[Extracted data entries]

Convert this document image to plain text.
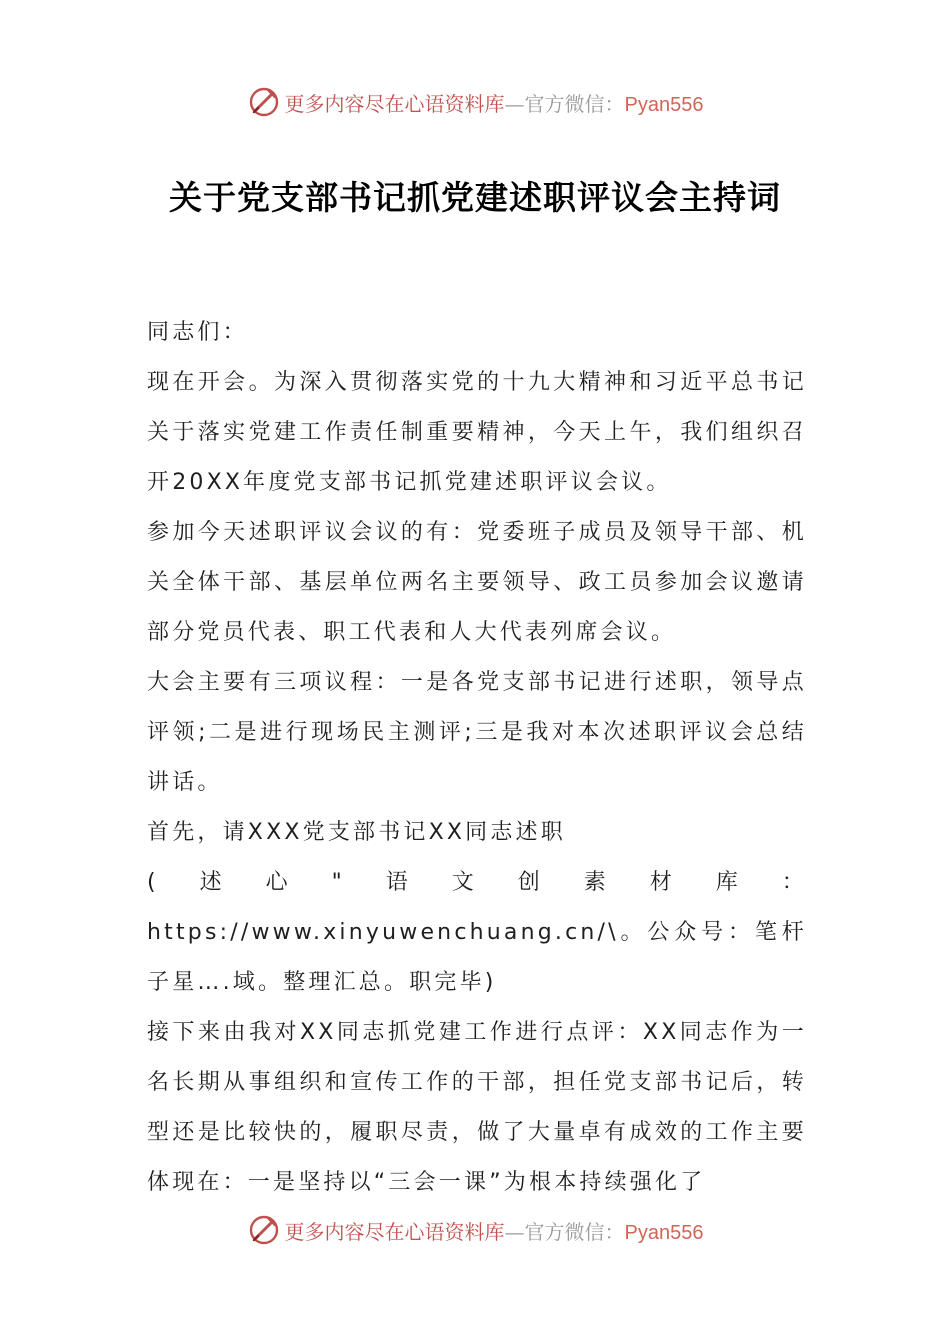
更多内容尽在心语资料库—官方微信：Pyan556
关于党支部书记抓党建述职评议会主持词

同志们：

现在开会。为深入贯彻落实党的十九大精神和习近平总书记关于落实党建工作责任制重要精神，今天上午，我们组织召开20XX年度党支部书记抓党建述职评议会议。

参加今天述职评议会议的有：党委班子成员及领导干部、机关全体干部、基层单位两名主要领导、政工员参加会议邀请部分党员代表、职工代表和人大代表列席会议。

大会主要有三项议程：一是各党支部书记进行述职，领导点评领;二是进行现场民主测评;三是我对本次述职评议会总结讲话。

首先，请XXX党支部书记XX同志述职

(述心"语文创素材库：https://www.xinyuwenchuang.cn/\。公众号：笔杆子星….域。整理汇总。职完毕)

接下来由我对XX同志抓党建工作进行点评：XX同志作为一名长期从事组织和宣传工作的干部，担任党支部书记后，转型还是比较快的，履职尽责，做了大量卓有成效的工作主要体现在：一是坚持以“三会一课”为根本持续强化了

更多内容尽在心语资料库—官方微信：Pyan556
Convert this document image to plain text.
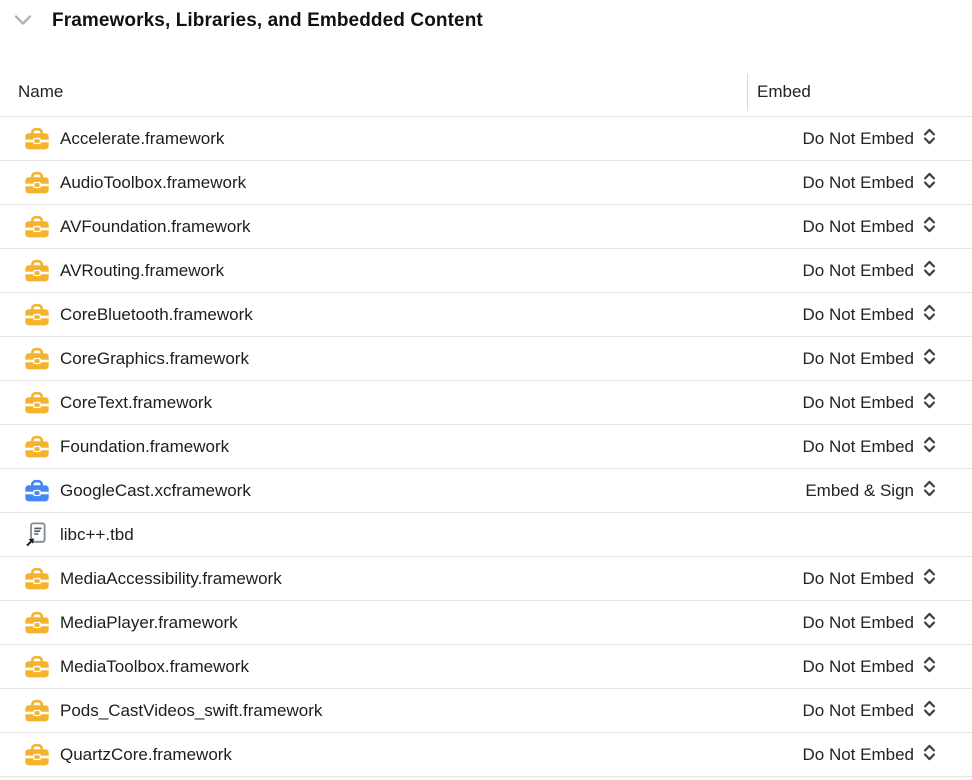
Frameworks, Libraries, and Embedded Content
Name	Embed
Accelerate.framework	Do Not Embed
AudioToolbox.framework	Do Not Embed
AVFoundation.framework	Do Not Embed
AVRouting.framework	Do Not Embed
CoreBluetooth.framework	Do Not Embed
CoreGraphics.framework	Do Not Embed
CoreText.framework	Do Not Embed
Foundation.framework	Do Not Embed
GoogleCast.xcframework	Embed & Sign
libc++.tbd
MediaAccessibility.framework	Do Not Embed
MediaPlayer.framework	Do Not Embed
MediaToolbox.framework	Do Not Embed
Pods_CastVideos_swift.framework	Do Not Embed
QuartzCore.framework	Do Not Embed
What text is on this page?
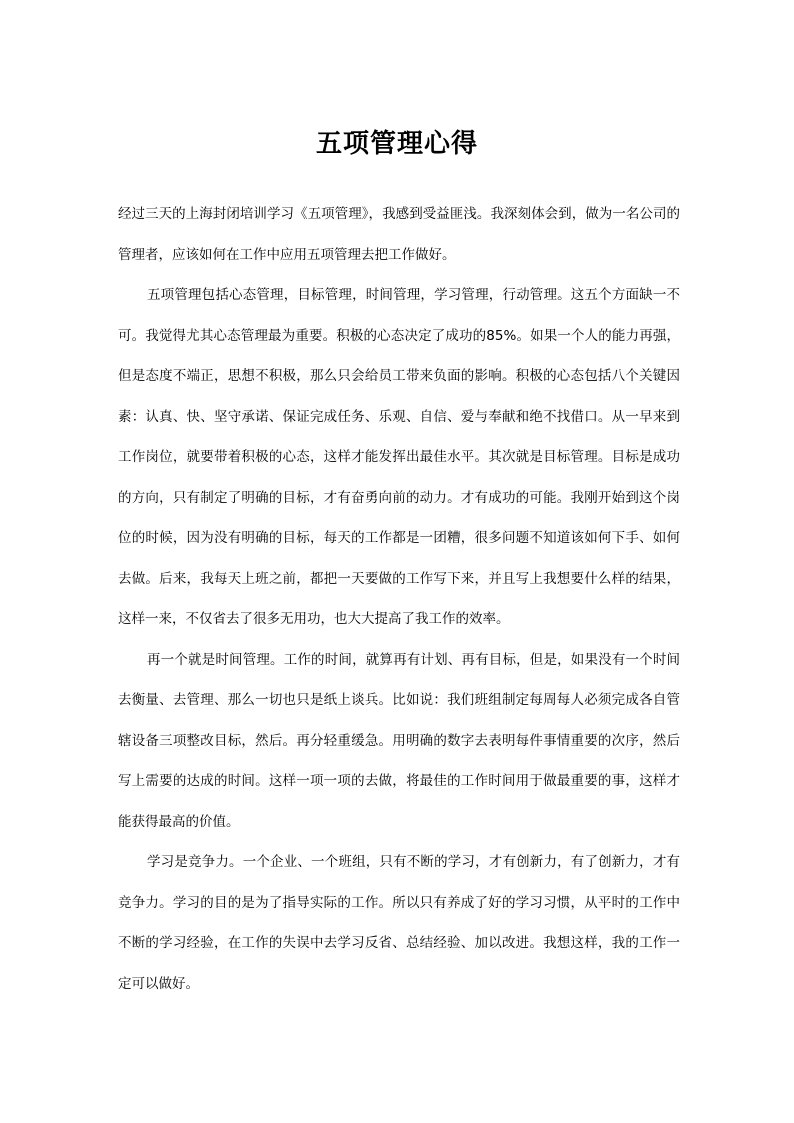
五项管理心得

经过三天的上海封闭培训学习《五项管理》，我感到受益匪浅。我深刻体会到，做为一名公司的管理者，应该如何在工作中应用五项管理去把工作做好。

五项管理包括心态管理，目标管理，时间管理，学习管理，行动管理。这五个方面缺一不可。我觉得尤其心态管理最为重要。积极的心态决定了成功的85%。如果一个人的能力再强，但是态度不端正，思想不积极，那么只会给员工带来负面的影响。积极的心态包括八个关键因素：认真、快、坚守承诺、保证完成任务、乐观、自信、爱与奉献和绝不找借口。从一早来到工作岗位，就要带着积极的心态，这样才能发挥出最佳水平。其次就是目标管理。目标是成功的方向，只有制定了明确的目标，才有奋勇向前的动力。才有成功的可能。我刚开始到这个岗位的时候，因为没有明确的目标，每天的工作都是一团糟，很多问题不知道该如何下手、如何去做。后来，我每天上班之前，都把一天要做的工作写下来，并且写上我想要什么样的结果，这样一来，不仅省去了很多无用功，也大大提高了我工作的效率。

再一个就是时间管理。工作的时间，就算再有计划、再有目标，但是，如果没有一个时间去衡量、去管理、那么一切也只是纸上谈兵。比如说：我们班组制定每周每人必须完成各自管辖设备三项整改目标，然后。再分轻重缓急。用明确的数字去表明每件事情重要的次序，然后写上需要的达成的时间。这样一项一项的去做，将最佳的工作时间用于做最重要的事，这样才能获得最高的价值。

学习是竞争力。一个企业、一个班组，只有不断的学习，才有创新力，有了创新力，才有竞争力。学习的目的是为了指导实际的工作。所以只有养成了好的学习习惯，从平时的工作中不断的学习经验，在工作的失误中去学习反省、总结经验、加以改进。我想这样，我的工作一定可以做好。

» GIVEN REQUEST
Reproduce the data verbatim. Do not carry any picture into the copy.

» WRITTEN SOLUTION
Convert this document image to plain text.
更多内容尽在心语资料库—官方微信：Pyan556
关于党支部书记抓党建述职评议会主持词

同志们：

现在开会。为深入贯彻落实党的十九大精神和习近平总书记关于落实党建工作责任制重要精神，今天上午，我们组织召开20XX年度党支部书记抓党建述职评议会议。

参加今天述职评议会议的有：党委班子成员及领导干部、机关全体干部、基层单位两名主要领导、政工员参加会议邀请部分党员代表、职工代表和人大代表列席会议。

大会主要有三项议程：一是各党支部书记进行述职，领导点评领;二是进行现场民主测评;三是我对本次述职评议会总结讲话。

首先，请XXX党支部书记XX同志述职

(述心"语文创素材库：https://www.xinyuwenchuang.cn/\。公众号：笔杆子星….域。整理汇总。职完毕)

接下来由我对XX同志抓党建工作进行点评：XX同志作为一名长期从事组织和宣传工作的干部，担任党支部书记后，转型还是比较快的，履职尽责，做了大量卓有成效的工作主要体现在：一是坚持以“三会一课”为根本持续强化了

更多内容尽在心语资料库—官方微信：Pyan556
Convert this document image to plain text.
Frameworks, Libraries, and Embedded Content
Name	Embed
Accelerate.framework	Do Not Embed
AudioToolbox.framework	Do Not Embed
AVFoundation.framework	Do Not Embed
AVRouting.framework	Do Not Embed
CoreBluetooth.framework	Do Not Embed
CoreGraphics.framework	Do Not Embed
CoreText.framework	Do Not Embed
Foundation.framework	Do Not Embed
GoogleCast.xcframework	Embed & Sign
libc++.tbd
MediaAccessibility.framework	Do Not Embed
MediaPlayer.framework	Do Not Embed
MediaToolbox.framework	Do Not Embed
Pods_CastVideos_swift.framework	Do Not Embed
QuartzCore.framework	Do Not Embed
What text is on this page?
五项管理心得

经过三天的上海封闭培训学习《五项管理》，我感到受益匪浅。我深刻体会到，做为一名公司的管理者，应该如何在工作中应用五项管理去把工作做好。

五项管理包括心态管理，目标管理，时间管理，学习管理，行动管理。这五个方面缺一不可。我觉得尤其心态管理最为重要。积极的心态决定了成功的85%。如果一个人的能力再强，但是态度不端正，思想不积极，那么只会给员工带来负面的影响。积极的心态包括八个关键因素：认真、快、坚守承诺、保证完成任务、乐观、自信、爱与奉献和绝不找借口。从一早来到工作岗位，就要带着积极的心态，这样才能发挥出最佳水平。其次就是目标管理。目标是成功的方向，只有制定了明确的目标，才有奋勇向前的动力。才有成功的可能。我刚开始到这个岗位的时候，因为没有明确的目标，每天的工作都是一团糟，很多问题不知道该如何下手、如何去做。后来，我每天上班之前，都把一天要做的工作写下来，并且写上我想要什么样的结果，这样一来，不仅省去了很多无用功，也大大提高了我工作的效率。

再一个就是时间管理。工作的时间，就算再有计划、再有目标，但是，如果没有一个时间去衡量、去管理、那么一切也只是纸上谈兵。比如说：我们班组制定每周每人必须完成各自管辖设备三项整改目标，然后。再分轻重缓急。用明确的数字去表明每件事情重要的次序，然后写上需要的达成的时间。这样一项一项的去做，将最佳的工作时间用于做最重要的事，这样才能获得最高的价值。

学习是竞争力。一个企业、一个班组，只有不断的学习，才有创新力，有了创新力，才有竞争力。学习的目的是为了指导实际的工作。所以只有养成了好的学习习惯，从平时的工作中不断的学习经验，在工作的失误中去学习反省、总结经验、加以改进。我想这样，我的工作一定可以做好。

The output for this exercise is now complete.